Consignes de l'exercice:
(A) D'après l'article sur la catastrophe de Fukushima, quelle magnitude a atteint le séisme du 11 mars 2011 ?
(B) Poursuivez l'article sur la catastrophe de Fukushima à partir de sa dernière phrase.

Passage extrait:
[Article publié le mardi 08 août à 11H04 et mis à jour le mardi 22 août à 09H26]Le 11 mars 2011 est encore dans les esprits de nombreux Japonais. Ce vendredi, l'archipel est victime d'un violent séisme de magnitude 9,1 sur l'échelle de Richter, l'un des plus forts jamais enregistrés. Il provoque alors un tsunami atteignant plus de vingt mètres de hauteur par endroit. Déferlant sur les côtes, il endommage aussi et surtout la centrale de Fukushima Daiichi, située sur le littoral, et en particulier, son système de refroidissement entraînant la fusion des cœurs des réacteurs un, deux et trois.
Le pays du Soleil Levant subit, aujourd'hui encore, les conséquences de la catastrophe nucléaire, douze ans après. Et pour cause, des quantités gigantesques d'eau ont été nécessaires pour refroidir les cœurs en fusion. Or, les réservoirs qui stockent cette eau contaminée arrivent à saturation.

Données brutes:
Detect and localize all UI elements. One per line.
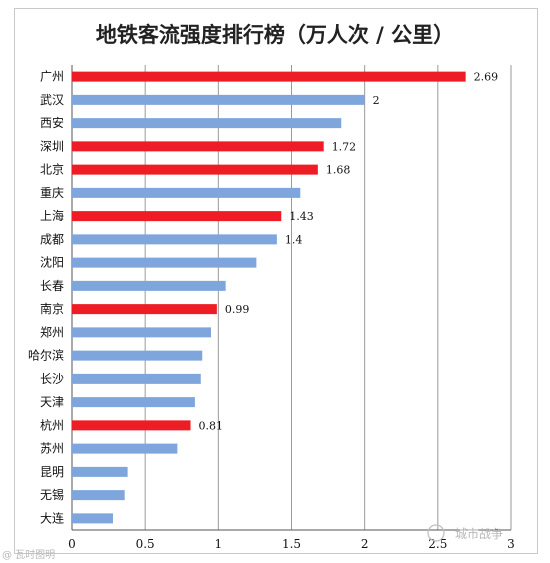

Réponses par consigne:
(A) Une magnitude de 9,1 sur l'échelle de Richter.

(B)
Résultat, le Japon se voit contraint de les déverser dans l'océan Pacifique. Au total, ce sont pas moins d'1,3 million de tonnes d'eau qui vont être rejetées à partir de jeudi « si les conditions météo le permettent », comme l'a annoncé le Premier ministre japonais mardi 22 août. Un procédé sans danger assure l'archipel malgré les critiques des pêcheurs japonais et des pays voisins, la Chine et la Corée du Sud.
Le plan de rejet présenté par le Japon et l'opérateur de la centrale nucléaire, Tepco, a d'ailleurs obtenu l'aval de l'Agence internationale de l'énergie atomique (AIEA). Le 4 juillet dernier, son chef, Rafael Grossi, a, en effet, annoncé qu'il « satisfai[sait] aux normes internationales de sûreté » et aurait un impact « négligeable ». Rejeter l'eau de Fukushima dans l'océan est-il vraiment sans danger ? Explications.
Un procédé bien connu
Le plan présenté par Tepco et le gouvernement japonais prévoit de traiter les eaux contaminées avant qu'elles ne soient rejetées dans l'océan. Et ce, grâce à un processus de filtration bien connu, rappelle Emmanuelle Galichet, enseignante-chercheur en science et technologies nucléaires au Conservatoire national des arts et métiers (CNAM), à La Tribune.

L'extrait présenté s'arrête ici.